(WHAT IS NEEDED) Identify every line in the records below that contains the word "Surah", and copy each of those lines.

··· MATERIAL FOR THIS TASK

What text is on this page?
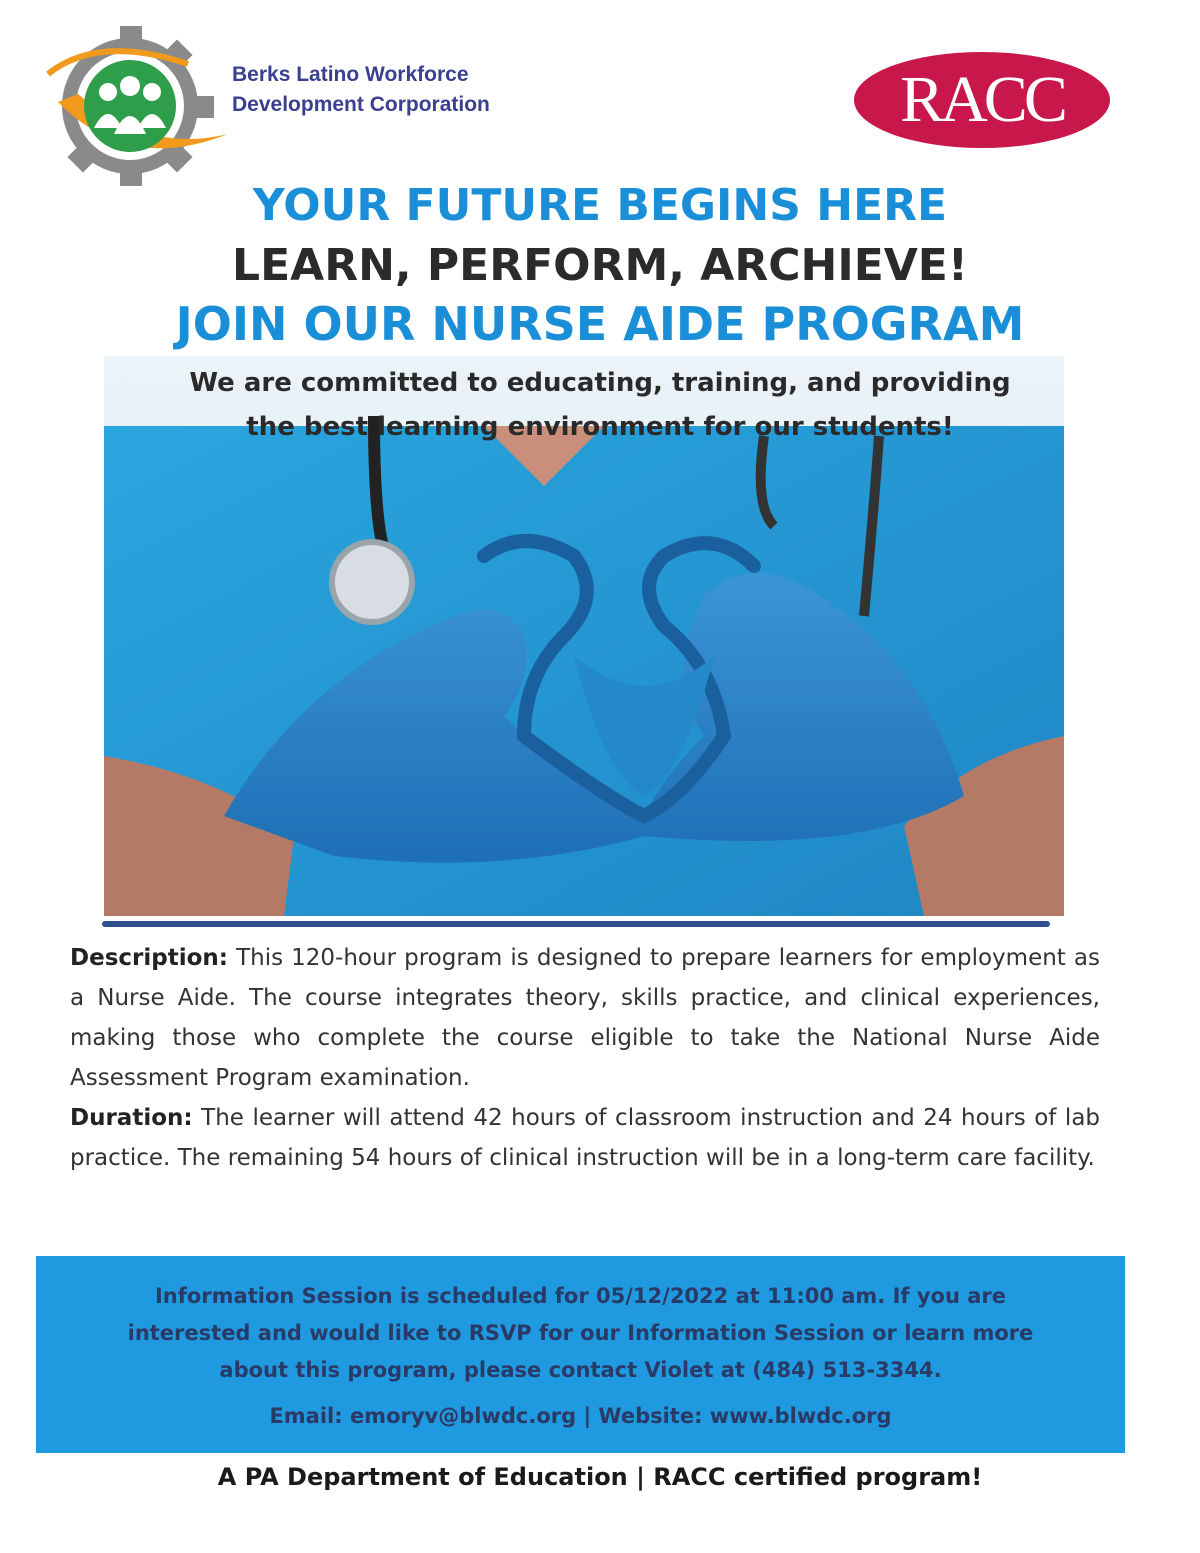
Berks Latino Workforce
Development Corporation	RACC
YOUR FUTURE BEGINS HERE
LEARN, PERFORM, ARCHIEVE!
JOIN OUR NURSE AIDE PROGRAM
We are committed to educating, training, and providing
the best learning environment for our students!

Description: This 120-hour program is designed to prepare learners for employment as a Nurse Aide. The course integrates theory, skills practice, and clinical experiences, making those who complete the course eligible to take the National Nurse Aide Assessment Program examination.

Duration: The learner will attend 42 hours of classroom instruction and 24 hours of lab practice. The remaining 54 hours of clinical instruction will be in a long-term care facility.

Information Session is scheduled for 05/12/2022 at 11:00 am. If you are
interested and would like to RSVP for our Information Session or learn more
about this program, please contact Violet at (484) 513-3344.
Email: emoryv@blwdc.org | Website: www.blwdc.org
A PA Department of Education | RACC certified program!
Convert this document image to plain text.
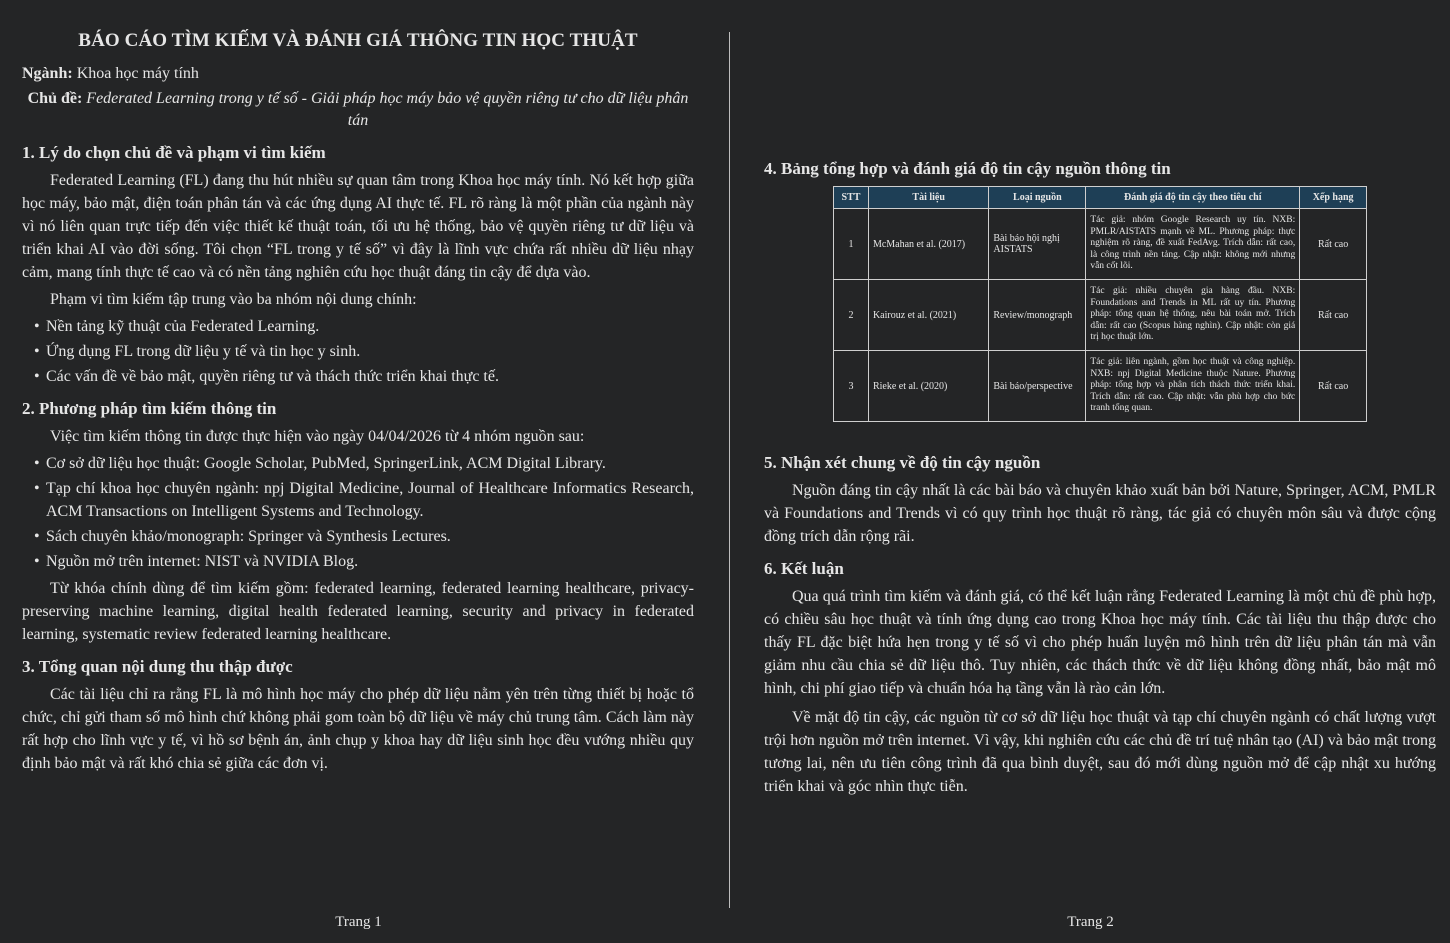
BÁO CÁO TÌM KIẾM VÀ ĐÁNH GIÁ THÔNG TIN HỌC THUẬT
Ngành: Khoa học máy tính
Chủ đề: Federated Learning trong y tế số - Giải pháp học máy bảo vệ quyền riêng tư cho dữ liệu phân tán
1. Lý do chọn chủ đề và phạm vi tìm kiếm

Federated Learning (FL) đang thu hút nhiều sự quan tâm trong Khoa học máy tính. Nó kết hợp giữa học máy, bảo mật, điện toán phân tán và các ứng dụng AI thực tế. FL rõ ràng là một phần của ngành này vì nó liên quan trực tiếp đến việc thiết kế thuật toán, tối ưu hệ thống, bảo vệ quyền riêng tư dữ liệu và triển khai AI vào đời sống. Tôi chọn “FL trong y tế số” vì đây là lĩnh vực chứa rất nhiều dữ liệu nhạy cảm, mang tính thực tế cao và có nền tảng nghiên cứu học thuật đáng tin cậy để dựa vào.

Phạm vi tìm kiếm tập trung vào ba nhóm nội dung chính:

• Nền tảng kỹ thuật của Federated Learning.
• Ứng dụng FL trong dữ liệu y tế và tin học y sinh.
• Các vấn đề về bảo mật, quyền riêng tư và thách thức triển khai thực tế.
2. Phương pháp tìm kiếm thông tin

Việc tìm kiếm thông tin được thực hiện vào ngày 04/04/2026 từ 4 nhóm nguồn sau:

• Cơ sở dữ liệu học thuật: Google Scholar, PubMed, SpringerLink, ACM Digital Library.
• Tạp chí khoa học chuyên ngành: npj Digital Medicine, Journal of Healthcare Informatics Research, ACM Transactions on Intelligent Systems and Technology.
• Sách chuyên khảo/monograph: Springer và Synthesis Lectures.
• Nguồn mở trên internet: NIST và NVIDIA Blog.

Từ khóa chính dùng để tìm kiếm gồm: federated learning, federated learning healthcare, privacy-preserving machine learning, digital health federated learning, security and privacy in federated learning, systematic review federated learning healthcare.

3. Tổng quan nội dung thu thập được

Các tài liệu chỉ ra rằng FL là mô hình học máy cho phép dữ liệu nằm yên trên từng thiết bị hoặc tổ chức, chỉ gửi tham số mô hình chứ không phải gom toàn bộ dữ liệu về máy chủ trung tâm. Cách làm này rất hợp cho lĩnh vực y tế, vì hồ sơ bệnh án, ảnh chụp y khoa hay dữ liệu sinh học đều vướng nhiều quy định bảo mật và rất khó chia sẻ giữa các đơn vị.

Trang 1
4. Bảng tổng hợp và đánh giá độ tin cậy nguồn thông tin
STT	Tài liệu	Loại nguồn	Đánh giá độ tin cậy theo tiêu chí	Xếp hạng
1	McMahan et al. (2017)	Bài báo hội nghị AISTATS	Tác giả: nhóm Google Research uy tín. NXB: PMLR/AISTATS mạnh về ML. Phương pháp: thực nghiệm rõ ràng, đề xuất FedAvg. Trích dẫn: rất cao, là công trình nền tảng. Cập nhật: không mới nhưng vẫn cốt lõi.	Rất cao
2	Kairouz et al. (2021)	Review/monograph	Tác giả: nhiều chuyên gia hàng đầu. NXB: Foundations and Trends in ML rất uy tín. Phương pháp: tổng quan hệ thống, nêu bài toán mở. Trích dẫn: rất cao (Scopus hàng nghìn). Cập nhật: còn giá trị học thuật lớn.	Rất cao
3	Rieke et al. (2020)	Bài báo/perspective	Tác giả: liên ngành, gồm học thuật và công nghiệp. NXB: npj Digital Medicine thuộc Nature. Phương pháp: tổng hợp và phân tích thách thức triển khai. Trích dẫn: rất cao. Cập nhật: vẫn phù hợp cho bức tranh tổng quan.	Rất cao
5. Nhận xét chung về độ tin cậy nguồn

Nguồn đáng tin cậy nhất là các bài báo và chuyên khảo xuất bản bởi Nature, Springer, ACM, PMLR và Foundations and Trends vì có quy trình học thuật rõ ràng, tác giả có chuyên môn sâu và được cộng đồng trích dẫn rộng rãi.

6. Kết luận

Qua quá trình tìm kiếm và đánh giá, có thể kết luận rằng Federated Learning là một chủ đề phù hợp, có chiều sâu học thuật và tính ứng dụng cao trong Khoa học máy tính. Các tài liệu thu thập được cho thấy FL đặc biệt hứa hẹn trong y tế số vì cho phép huấn luyện mô hình trên dữ liệu phân tán mà vẫn giảm nhu cầu chia sẻ dữ liệu thô. Tuy nhiên, các thách thức về dữ liệu không đồng nhất, bảo mật mô hình, chi phí giao tiếp và chuẩn hóa hạ tầng vẫn là rào cản lớn.

Về mặt độ tin cậy, các nguồn từ cơ sở dữ liệu học thuật và tạp chí chuyên ngành có chất lượng vượt trội hơn nguồn mở trên internet. Vì vậy, khi nghiên cứu các chủ đề trí tuệ nhân tạo (AI) và bảo mật trong tương lai, nên ưu tiên công trình đã qua bình duyệt, sau đó mới dùng nguồn mở để cập nhật xu hướng triển khai và góc nhìn thực tiễn.

Trang 2
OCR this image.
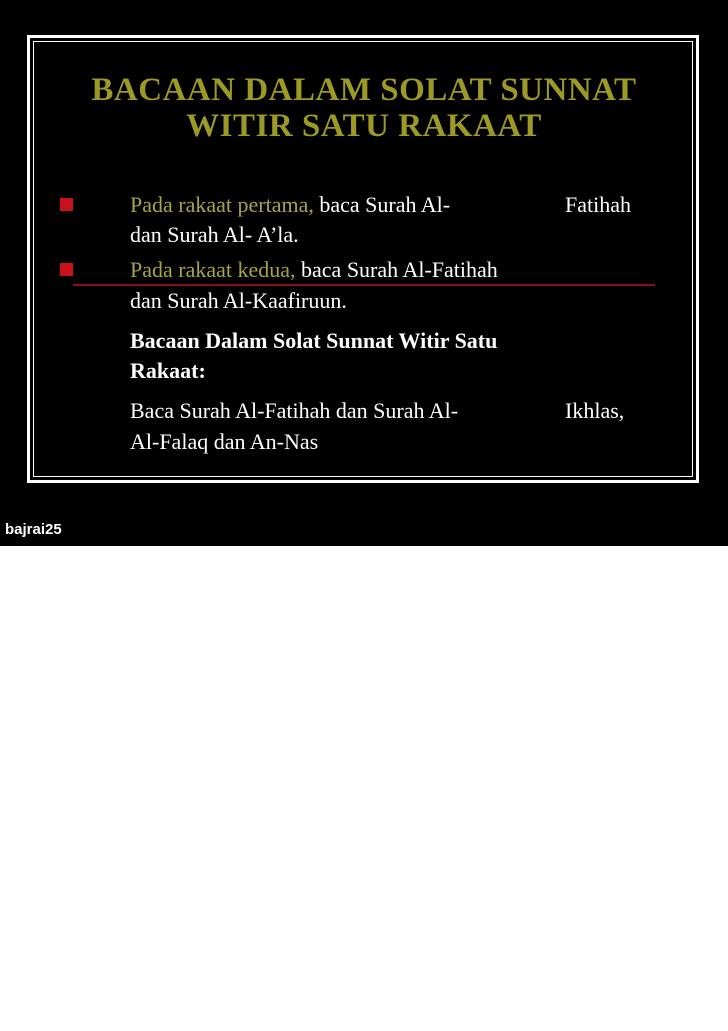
BACAAN DALAM SOLAT SUNNAT
WITIR SATU RAKAAT
Pada rakaat pertama, baca Surah Al-	Fatihah
dan Surah Al- A’la.
Pada rakaat kedua, baca Surah Al-Fatihah
dan Surah Al-Kaafiruun.
Bacaan Dalam Solat Sunnat Witir Satu
Rakaat:
Baca Surah Al-Fatihah dan Surah Al-	Ikhlas,
Al-Falaq dan An-Nas
bajrai25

······

(TASK ANSWER)
Pada rakaat pertama, baca Surah Al-	Fatihah
dan Surah Al- A’la.
Pada rakaat kedua, baca Surah Al-Fatihah
dan Surah Al-Kaafiruun.
Baca Surah Al-Fatihah dan Surah Al-	Ikhlas,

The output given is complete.